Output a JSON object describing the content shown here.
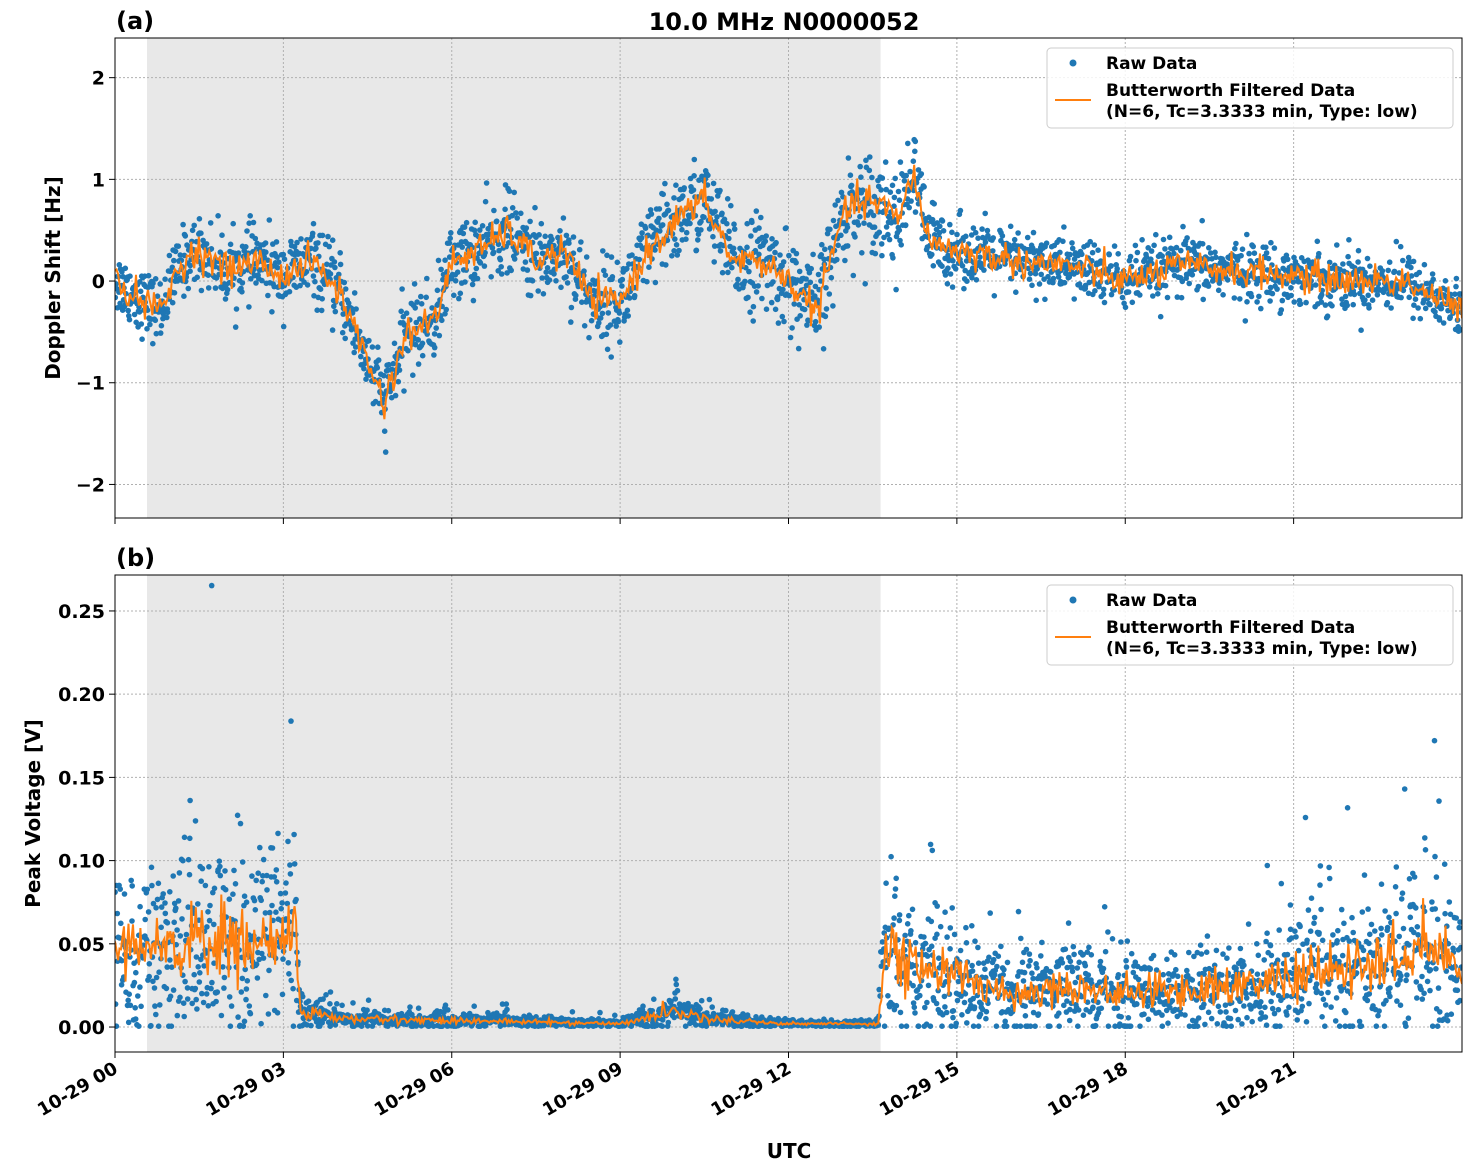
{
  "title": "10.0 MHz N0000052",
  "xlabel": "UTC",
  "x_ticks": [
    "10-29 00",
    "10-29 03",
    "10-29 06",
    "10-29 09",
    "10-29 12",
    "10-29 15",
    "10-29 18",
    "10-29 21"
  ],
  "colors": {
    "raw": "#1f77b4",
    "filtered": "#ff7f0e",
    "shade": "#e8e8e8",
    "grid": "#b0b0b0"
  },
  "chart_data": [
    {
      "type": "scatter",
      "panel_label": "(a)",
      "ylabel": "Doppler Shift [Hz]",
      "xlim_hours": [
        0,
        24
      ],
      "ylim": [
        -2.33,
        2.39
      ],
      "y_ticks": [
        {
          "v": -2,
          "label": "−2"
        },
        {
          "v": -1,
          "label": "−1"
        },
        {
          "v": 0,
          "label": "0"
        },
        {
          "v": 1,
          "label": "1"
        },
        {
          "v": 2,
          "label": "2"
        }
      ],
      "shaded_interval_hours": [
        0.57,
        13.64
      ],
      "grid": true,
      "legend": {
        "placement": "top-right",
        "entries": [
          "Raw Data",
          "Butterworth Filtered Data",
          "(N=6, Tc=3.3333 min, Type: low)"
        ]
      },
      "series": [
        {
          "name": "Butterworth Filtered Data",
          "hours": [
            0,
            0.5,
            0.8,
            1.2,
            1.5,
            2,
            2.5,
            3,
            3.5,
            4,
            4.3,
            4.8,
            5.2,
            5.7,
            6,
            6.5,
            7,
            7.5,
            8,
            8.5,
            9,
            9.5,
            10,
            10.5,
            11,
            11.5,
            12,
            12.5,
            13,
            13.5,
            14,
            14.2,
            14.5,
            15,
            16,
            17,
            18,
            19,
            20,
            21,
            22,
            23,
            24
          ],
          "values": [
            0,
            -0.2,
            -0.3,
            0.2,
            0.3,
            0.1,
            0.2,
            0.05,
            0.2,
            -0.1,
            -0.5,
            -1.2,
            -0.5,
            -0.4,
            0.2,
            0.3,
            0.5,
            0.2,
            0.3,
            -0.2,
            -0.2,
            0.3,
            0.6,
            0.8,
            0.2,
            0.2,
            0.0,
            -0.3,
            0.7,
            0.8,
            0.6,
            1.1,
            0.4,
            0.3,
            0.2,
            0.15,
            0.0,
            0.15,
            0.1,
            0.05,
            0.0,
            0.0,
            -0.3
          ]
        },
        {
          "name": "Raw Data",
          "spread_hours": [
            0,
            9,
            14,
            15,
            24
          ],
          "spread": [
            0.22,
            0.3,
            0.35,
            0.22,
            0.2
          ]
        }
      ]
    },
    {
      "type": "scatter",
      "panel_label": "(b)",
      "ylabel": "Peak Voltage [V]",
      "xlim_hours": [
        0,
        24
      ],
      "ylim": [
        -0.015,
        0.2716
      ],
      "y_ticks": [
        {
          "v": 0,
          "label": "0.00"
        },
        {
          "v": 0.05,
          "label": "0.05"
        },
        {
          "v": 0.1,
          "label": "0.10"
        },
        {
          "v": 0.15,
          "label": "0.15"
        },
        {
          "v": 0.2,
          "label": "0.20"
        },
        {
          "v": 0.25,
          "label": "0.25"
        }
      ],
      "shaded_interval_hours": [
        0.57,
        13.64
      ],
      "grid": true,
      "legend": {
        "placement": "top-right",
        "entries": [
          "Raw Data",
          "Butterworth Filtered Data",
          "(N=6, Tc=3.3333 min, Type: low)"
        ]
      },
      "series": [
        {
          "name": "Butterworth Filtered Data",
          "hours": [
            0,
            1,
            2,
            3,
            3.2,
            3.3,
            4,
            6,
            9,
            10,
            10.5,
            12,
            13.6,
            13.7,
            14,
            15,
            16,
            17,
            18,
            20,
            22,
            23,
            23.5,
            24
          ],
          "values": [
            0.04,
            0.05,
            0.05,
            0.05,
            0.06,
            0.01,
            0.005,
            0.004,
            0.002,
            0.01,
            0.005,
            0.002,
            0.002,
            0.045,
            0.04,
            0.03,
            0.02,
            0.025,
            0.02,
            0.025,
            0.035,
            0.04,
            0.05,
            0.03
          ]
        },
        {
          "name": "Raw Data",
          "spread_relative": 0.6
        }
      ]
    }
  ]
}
——————————
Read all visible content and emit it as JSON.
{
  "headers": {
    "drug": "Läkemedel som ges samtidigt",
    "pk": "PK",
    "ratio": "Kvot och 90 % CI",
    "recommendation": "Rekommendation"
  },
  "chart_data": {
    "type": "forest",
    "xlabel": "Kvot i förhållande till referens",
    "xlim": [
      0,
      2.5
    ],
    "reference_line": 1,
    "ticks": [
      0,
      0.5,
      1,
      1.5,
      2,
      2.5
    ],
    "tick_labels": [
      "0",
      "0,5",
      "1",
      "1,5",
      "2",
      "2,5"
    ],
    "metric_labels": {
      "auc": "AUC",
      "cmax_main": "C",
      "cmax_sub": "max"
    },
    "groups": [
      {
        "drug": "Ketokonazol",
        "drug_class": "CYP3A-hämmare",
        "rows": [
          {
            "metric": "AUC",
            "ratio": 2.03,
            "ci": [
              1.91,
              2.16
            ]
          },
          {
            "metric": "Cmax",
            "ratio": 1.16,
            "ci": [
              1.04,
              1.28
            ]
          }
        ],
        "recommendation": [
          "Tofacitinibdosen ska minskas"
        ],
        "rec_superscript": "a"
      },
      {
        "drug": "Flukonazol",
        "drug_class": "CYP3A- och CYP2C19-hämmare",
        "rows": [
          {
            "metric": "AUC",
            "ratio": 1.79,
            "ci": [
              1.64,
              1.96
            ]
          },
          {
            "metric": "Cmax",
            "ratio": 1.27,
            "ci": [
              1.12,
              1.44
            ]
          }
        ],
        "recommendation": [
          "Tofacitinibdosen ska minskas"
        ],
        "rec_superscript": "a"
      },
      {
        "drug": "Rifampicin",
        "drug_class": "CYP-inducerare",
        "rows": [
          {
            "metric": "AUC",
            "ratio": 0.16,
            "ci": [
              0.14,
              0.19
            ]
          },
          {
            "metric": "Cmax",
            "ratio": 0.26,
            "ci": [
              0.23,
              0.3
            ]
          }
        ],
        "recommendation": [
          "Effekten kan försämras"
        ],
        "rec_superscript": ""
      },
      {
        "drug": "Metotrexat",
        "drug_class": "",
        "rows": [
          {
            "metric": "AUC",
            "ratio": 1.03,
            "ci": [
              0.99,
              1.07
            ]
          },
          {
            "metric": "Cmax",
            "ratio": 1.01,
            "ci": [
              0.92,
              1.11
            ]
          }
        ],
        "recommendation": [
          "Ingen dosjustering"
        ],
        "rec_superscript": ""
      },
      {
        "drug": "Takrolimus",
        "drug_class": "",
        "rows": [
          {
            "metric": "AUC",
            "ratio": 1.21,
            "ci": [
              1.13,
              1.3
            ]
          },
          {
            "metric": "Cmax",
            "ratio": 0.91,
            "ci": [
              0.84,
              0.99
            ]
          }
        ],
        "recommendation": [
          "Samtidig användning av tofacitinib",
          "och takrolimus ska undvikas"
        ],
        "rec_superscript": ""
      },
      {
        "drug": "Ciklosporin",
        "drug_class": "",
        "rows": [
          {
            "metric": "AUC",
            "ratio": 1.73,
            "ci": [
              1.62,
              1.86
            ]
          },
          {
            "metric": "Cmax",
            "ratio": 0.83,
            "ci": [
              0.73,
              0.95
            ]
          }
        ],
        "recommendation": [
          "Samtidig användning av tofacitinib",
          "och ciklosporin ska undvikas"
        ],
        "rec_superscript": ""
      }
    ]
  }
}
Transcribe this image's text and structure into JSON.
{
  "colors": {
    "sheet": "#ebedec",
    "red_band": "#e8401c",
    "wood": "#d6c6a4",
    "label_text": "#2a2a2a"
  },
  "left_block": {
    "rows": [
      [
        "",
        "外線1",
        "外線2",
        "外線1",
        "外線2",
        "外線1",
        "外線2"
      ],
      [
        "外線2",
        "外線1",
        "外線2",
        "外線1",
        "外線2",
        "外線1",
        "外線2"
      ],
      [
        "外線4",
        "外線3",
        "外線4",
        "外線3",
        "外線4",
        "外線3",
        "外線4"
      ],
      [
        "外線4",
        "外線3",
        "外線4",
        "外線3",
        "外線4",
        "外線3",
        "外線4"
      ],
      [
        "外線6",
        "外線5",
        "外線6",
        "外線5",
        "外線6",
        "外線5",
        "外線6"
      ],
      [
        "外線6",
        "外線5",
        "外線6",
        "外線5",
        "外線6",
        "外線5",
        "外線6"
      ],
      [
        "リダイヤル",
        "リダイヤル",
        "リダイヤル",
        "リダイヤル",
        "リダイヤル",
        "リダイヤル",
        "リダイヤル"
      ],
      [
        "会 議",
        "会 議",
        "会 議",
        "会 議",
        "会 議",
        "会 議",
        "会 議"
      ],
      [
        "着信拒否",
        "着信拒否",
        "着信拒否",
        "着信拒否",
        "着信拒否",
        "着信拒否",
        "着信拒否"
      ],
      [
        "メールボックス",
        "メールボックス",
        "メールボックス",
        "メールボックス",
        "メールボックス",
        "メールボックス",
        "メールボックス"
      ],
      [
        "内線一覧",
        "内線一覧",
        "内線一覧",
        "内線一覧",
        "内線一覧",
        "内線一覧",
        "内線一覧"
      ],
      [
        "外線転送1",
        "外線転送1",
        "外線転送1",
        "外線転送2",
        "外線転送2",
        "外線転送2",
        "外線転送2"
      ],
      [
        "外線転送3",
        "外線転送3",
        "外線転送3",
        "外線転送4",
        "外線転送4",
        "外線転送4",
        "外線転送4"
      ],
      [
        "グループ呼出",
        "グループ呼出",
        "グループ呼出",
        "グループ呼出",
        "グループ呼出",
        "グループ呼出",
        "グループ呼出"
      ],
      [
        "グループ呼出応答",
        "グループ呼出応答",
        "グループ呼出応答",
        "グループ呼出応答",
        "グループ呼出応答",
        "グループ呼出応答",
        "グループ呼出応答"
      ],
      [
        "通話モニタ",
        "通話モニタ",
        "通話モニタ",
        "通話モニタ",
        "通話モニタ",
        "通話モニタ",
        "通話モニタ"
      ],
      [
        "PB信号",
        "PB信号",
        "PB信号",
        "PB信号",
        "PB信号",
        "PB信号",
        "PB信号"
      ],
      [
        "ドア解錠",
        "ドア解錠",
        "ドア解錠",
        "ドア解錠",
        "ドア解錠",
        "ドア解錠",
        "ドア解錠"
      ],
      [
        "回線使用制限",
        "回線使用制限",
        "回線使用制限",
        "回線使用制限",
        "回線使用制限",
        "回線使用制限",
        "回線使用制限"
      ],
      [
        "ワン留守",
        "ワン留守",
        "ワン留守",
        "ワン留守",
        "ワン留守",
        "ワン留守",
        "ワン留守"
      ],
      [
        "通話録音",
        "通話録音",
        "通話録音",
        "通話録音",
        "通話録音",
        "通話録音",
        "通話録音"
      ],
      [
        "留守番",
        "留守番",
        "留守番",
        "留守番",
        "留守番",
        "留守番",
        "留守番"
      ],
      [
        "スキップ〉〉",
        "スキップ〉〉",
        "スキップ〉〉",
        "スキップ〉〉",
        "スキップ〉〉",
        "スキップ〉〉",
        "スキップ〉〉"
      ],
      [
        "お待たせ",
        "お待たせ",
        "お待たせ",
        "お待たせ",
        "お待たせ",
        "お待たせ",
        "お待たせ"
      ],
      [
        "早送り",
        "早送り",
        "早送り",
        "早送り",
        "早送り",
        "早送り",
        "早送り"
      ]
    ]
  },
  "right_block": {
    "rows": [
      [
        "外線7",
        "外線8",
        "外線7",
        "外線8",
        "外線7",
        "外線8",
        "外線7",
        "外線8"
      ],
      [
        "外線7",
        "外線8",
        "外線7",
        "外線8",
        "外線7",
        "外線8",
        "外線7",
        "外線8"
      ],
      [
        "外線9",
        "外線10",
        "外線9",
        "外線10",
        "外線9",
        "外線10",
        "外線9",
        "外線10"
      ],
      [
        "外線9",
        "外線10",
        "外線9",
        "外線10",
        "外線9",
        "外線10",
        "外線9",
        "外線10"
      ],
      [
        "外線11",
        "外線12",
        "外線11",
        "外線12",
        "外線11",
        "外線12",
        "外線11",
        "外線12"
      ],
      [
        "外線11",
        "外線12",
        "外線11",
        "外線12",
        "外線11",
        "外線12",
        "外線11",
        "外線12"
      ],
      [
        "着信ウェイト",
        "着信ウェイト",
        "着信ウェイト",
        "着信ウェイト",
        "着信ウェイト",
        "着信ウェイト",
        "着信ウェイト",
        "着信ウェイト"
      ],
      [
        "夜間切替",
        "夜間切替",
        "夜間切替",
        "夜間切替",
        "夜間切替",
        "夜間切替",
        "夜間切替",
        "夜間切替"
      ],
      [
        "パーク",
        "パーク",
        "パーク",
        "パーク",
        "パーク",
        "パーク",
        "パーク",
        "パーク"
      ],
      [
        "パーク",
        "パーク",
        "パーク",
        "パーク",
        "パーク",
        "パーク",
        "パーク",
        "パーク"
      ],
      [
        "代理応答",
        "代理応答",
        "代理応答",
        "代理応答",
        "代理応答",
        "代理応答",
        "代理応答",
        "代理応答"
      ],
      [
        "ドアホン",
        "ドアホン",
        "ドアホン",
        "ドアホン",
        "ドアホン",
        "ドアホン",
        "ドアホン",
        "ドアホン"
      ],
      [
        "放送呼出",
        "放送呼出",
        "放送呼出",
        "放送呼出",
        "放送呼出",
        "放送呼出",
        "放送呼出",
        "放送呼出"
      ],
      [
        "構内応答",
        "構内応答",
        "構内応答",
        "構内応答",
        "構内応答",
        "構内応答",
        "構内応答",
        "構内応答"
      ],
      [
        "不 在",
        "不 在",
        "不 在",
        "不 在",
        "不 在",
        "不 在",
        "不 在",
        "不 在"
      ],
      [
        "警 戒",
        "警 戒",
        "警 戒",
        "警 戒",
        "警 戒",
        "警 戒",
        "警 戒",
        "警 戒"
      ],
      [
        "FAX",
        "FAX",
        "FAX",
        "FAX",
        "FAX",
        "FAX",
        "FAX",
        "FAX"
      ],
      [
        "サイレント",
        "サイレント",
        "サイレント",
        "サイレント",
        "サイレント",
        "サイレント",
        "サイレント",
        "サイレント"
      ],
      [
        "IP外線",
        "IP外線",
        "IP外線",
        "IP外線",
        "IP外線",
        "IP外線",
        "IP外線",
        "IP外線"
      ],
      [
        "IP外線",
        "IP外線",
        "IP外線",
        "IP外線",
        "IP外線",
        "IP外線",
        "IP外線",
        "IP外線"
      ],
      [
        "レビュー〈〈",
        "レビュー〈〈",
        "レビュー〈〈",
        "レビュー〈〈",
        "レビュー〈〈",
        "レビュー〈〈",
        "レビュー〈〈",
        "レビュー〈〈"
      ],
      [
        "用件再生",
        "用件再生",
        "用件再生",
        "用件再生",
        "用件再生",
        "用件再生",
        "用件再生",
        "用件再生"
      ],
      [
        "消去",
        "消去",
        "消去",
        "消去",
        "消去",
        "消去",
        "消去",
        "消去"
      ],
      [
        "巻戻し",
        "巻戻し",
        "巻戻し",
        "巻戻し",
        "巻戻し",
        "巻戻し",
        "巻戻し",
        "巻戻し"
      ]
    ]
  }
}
——————————
• DIRECTIONS: Return all lines with the word "ylabel" in them.

• RESPONSE:
      "ylabel": "Doppler Shift [Hz]",
      "ylabel": "Peak Voltage [V]",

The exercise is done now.